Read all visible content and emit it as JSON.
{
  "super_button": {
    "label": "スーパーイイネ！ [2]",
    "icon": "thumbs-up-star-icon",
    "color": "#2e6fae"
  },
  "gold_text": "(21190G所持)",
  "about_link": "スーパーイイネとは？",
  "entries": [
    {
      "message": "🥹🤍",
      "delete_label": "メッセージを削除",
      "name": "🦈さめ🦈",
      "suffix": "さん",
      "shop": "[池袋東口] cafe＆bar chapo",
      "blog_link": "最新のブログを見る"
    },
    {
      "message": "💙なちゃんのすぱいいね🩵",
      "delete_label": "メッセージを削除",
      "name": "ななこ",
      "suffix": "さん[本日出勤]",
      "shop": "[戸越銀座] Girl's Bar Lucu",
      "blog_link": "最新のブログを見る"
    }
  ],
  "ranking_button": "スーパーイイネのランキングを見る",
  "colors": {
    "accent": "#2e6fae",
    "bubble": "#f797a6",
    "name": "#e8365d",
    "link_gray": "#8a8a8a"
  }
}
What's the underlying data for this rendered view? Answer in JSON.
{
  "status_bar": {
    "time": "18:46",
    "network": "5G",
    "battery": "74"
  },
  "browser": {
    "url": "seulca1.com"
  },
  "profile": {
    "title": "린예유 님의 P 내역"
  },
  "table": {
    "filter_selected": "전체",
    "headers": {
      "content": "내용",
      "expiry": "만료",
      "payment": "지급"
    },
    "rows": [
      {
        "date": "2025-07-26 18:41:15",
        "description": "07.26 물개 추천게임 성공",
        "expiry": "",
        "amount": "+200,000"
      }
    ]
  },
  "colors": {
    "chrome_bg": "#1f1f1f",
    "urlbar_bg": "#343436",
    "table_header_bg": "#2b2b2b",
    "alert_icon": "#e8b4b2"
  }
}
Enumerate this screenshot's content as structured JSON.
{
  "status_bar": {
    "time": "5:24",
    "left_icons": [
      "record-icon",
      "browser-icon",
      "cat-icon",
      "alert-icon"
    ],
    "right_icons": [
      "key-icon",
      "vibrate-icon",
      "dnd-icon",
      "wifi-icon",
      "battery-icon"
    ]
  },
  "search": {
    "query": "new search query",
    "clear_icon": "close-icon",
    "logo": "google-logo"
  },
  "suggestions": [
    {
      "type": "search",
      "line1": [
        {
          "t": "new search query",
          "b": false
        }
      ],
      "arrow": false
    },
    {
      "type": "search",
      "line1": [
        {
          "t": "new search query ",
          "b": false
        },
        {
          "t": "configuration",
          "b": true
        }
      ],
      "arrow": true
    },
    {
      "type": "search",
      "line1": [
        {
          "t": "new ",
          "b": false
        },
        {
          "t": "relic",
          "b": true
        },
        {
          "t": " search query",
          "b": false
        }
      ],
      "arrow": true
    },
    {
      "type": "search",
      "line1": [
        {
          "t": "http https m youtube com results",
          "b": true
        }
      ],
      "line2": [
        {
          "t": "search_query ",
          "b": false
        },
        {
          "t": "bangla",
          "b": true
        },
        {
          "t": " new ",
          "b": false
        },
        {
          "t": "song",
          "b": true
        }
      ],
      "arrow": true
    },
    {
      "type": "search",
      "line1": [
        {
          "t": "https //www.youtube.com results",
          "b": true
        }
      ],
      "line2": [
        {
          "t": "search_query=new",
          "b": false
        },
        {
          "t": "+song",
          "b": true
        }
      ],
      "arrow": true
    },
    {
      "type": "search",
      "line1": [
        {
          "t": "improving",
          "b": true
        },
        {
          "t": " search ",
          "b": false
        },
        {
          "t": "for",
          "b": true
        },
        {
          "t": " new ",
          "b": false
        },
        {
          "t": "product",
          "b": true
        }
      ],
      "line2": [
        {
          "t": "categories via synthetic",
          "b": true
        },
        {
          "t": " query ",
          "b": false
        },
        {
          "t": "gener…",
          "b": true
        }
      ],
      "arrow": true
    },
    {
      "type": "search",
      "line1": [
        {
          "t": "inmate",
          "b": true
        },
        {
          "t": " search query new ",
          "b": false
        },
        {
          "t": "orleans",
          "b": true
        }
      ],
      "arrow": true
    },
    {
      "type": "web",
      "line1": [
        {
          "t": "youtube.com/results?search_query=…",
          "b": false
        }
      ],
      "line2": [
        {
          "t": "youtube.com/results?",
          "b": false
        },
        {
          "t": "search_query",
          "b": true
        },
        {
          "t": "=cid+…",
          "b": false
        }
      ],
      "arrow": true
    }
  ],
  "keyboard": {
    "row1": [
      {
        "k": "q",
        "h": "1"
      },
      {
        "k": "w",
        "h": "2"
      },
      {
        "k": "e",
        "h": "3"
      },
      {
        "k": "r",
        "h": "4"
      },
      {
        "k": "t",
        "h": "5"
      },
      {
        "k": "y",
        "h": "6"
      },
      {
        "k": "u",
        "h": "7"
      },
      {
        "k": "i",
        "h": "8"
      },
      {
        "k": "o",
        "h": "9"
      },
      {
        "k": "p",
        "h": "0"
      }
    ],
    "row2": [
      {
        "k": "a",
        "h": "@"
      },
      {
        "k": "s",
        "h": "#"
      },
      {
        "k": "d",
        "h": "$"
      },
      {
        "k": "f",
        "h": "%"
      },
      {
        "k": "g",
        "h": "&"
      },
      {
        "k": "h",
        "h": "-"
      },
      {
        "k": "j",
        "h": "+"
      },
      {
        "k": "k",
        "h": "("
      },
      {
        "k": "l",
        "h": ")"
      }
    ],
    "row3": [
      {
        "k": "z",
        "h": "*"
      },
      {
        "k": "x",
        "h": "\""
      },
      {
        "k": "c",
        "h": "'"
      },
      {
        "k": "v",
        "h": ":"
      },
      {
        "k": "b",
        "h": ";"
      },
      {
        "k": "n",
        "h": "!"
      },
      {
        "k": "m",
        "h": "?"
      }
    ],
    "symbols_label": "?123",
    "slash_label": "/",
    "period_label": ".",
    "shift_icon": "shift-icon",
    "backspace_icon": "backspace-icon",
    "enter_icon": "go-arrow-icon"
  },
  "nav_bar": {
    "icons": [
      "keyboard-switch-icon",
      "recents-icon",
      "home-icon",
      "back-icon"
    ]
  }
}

◇ ◇ ◇

■ **TASK DIRECTIONS**
Would you reproduce the material above in full, exactly as given?

■ **WRITTEN SOLUTION**
Read all visible content and emit it as JSON.
{
  "super_button": {
    "label": "スーパーイイネ！ [2]",
    "icon": "thumbs-up-star-icon",
    "color": "#2e6fae"
  },
  "gold_text": "(21190G所持)",
  "about_link": "スーパーイイネとは？",
  "entries": [
    {
      "message": "🥹🤍",
      "delete_label": "メッセージを削除",
      "name": "🦈さめ🦈",
      "suffix": "さん",
      "shop": "[池袋東口] cafe＆bar chapo",
      "blog_link": "最新のブログを見る"
    },
    {
      "message": "💙なちゃんのすぱいいね🩵",
      "delete_label": "メッセージを削除",
      "name": "ななこ",
      "suffix": "さん[本日出勤]",
      "shop": "[戸越銀座] Girl's Bar Lucu",
      "blog_link": "最新のブログを見る"
    }
  ],
  "ranking_button": "スーパーイイネのランキングを見る",
  "colors": {
    "accent": "#2e6fae",
    "bubble": "#f797a6",
    "name": "#e8365d",
    "link_gray": "#8a8a8a"
  }
}
What's the underlying data for this rendered view? Answer in JSON.
{
  "status_bar": {
    "time": "18:46",
    "network": "5G",
    "battery": "74"
  },
  "browser": {
    "url": "seulca1.com"
  },
  "profile": {
    "title": "린예유 님의 P 내역"
  },
  "table": {
    "filter_selected": "전체",
    "headers": {
      "content": "내용",
      "expiry": "만료",
      "payment": "지급"
    },
    "rows": [
      {
        "date": "2025-07-26 18:41:15",
        "description": "07.26 물개 추천게임 성공",
        "expiry": "",
        "amount": "+200,000"
      }
    ]
  },
  "colors": {
    "chrome_bg": "#1f1f1f",
    "urlbar_bg": "#343436",
    "table_header_bg": "#2b2b2b",
    "alert_icon": "#e8b4b2"
  }
}
Enumerate this screenshot's content as structured JSON.
{
  "status_bar": {
    "time": "5:24",
    "left_icons": [
      "record-icon",
      "browser-icon",
      "cat-icon",
      "alert-icon"
    ],
    "right_icons": [
      "key-icon",
      "vibrate-icon",
      "dnd-icon",
      "wifi-icon",
      "battery-icon"
    ]
  },
  "search": {
    "query": "new search query",
    "clear_icon": "close-icon",
    "logo": "google-logo"
  },
  "suggestions": [
    {
      "type": "search",
      "line1": [
        {
          "t": "new search query",
          "b": false
        }
      ],
      "arrow": false
    },
    {
      "type": "search",
      "line1": [
        {
          "t": "new search query ",
          "b": false
        },
        {
          "t": "configuration",
          "b": true
        }
      ],
      "arrow": true
    },
    {
      "type": "search",
      "line1": [
        {
          "t": "new ",
          "b": false
        },
        {
          "t": "relic",
          "b": true
        },
        {
          "t": " search query",
          "b": false
        }
      ],
      "arrow": true
    },
    {
      "type": "search",
      "line1": [
        {
          "t": "http https m youtube com results",
          "b": true
        }
      ],
      "line2": [
        {
          "t": "search_query ",
          "b": false
        },
        {
          "t": "bangla",
          "b": true
        },
        {
          "t": " new ",
          "b": false
        },
        {
          "t": "song",
          "b": true
        }
      ],
      "arrow": true
    },
    {
      "type": "search",
      "line1": [
        {
          "t": "https //www.youtube.com results",
          "b": true
        }
      ],
      "line2": [
        {
          "t": "search_query=new",
          "b": false
        },
        {
          "t": "+song",
          "b": true
        }
      ],
      "arrow": true
    },
    {
      "type": "search",
      "line1": [
        {
          "t": "improving",
          "b": true
        },
        {
          "t": " search ",
          "b": false
        },
        {
          "t": "for",
          "b": true
        },
        {
          "t": " new ",
          "b": false
        },
        {
          "t": "product",
          "b": true
        }
      ],
      "line2": [
        {
          "t": "categories via synthetic",
          "b": true
        },
        {
          "t": " query ",
          "b": false
        },
        {
          "t": "gener…",
          "b": true
        }
      ],
      "arrow": true
    },
    {
      "type": "search",
      "line1": [
        {
          "t": "inmate",
          "b": true
        },
        {
          "t": " search query new ",
          "b": false
        },
        {
          "t": "orleans",
          "b": true
        }
      ],
      "arrow": true
    },
    {
      "type": "web",
      "line1": [
        {
          "t": "youtube.com/results?search_query=…",
          "b": false
        }
      ],
      "line2": [
        {
          "t": "youtube.com/results?",
          "b": false
        },
        {
          "t": "search_query",
          "b": true
        },
        {
          "t": "=cid+…",
          "b": false
        }
      ],
      "arrow": true
    }
  ],
  "keyboard": {
    "row1": [
      {
        "k": "q",
        "h": "1"
      },
      {
        "k": "w",
        "h": "2"
      },
      {
        "k": "e",
        "h": "3"
      },
      {
        "k": "r",
        "h": "4"
      },
      {
        "k": "t",
        "h": "5"
      },
      {
        "k": "y",
        "h": "6"
      },
      {
        "k": "u",
        "h": "7"
      },
      {
        "k": "i",
        "h": "8"
      },
      {
        "k": "o",
        "h": "9"
      },
      {
        "k": "p",
        "h": "0"
      }
    ],
    "row2": [
      {
        "k": "a",
        "h": "@"
      },
      {
        "k": "s",
        "h": "#"
      },
      {
        "k": "d",
        "h": "$"
      },
      {
        "k": "f",
        "h": "%"
      },
      {
        "k": "g",
        "h": "&"
      },
      {
        "k": "h",
        "h": "-"
      },
      {
        "k": "j",
        "h": "+"
      },
      {
        "k": "k",
        "h": "("
      },
      {
        "k": "l",
        "h": ")"
      }
    ],
    "row3": [
      {
        "k": "z",
        "h": "*"
      },
      {
        "k": "x",
        "h": "\""
      },
      {
        "k": "c",
        "h": "'"
      },
      {
        "k": "v",
        "h": ":"
      },
      {
        "k": "b",
        "h": ";"
      },
      {
        "k": "n",
        "h": "!"
      },
      {
        "k": "m",
        "h": "?"
      }
    ],
    "symbols_label": "?123",
    "slash_label": "/",
    "period_label": ".",
    "shift_icon": "shift-icon",
    "backspace_icon": "backspace-icon",
    "enter_icon": "go-arrow-icon"
  },
  "nav_bar": {
    "icons": [
      "keyboard-switch-icon",
      "recents-icon",
      "home-icon",
      "back-icon"
    ]
  }
}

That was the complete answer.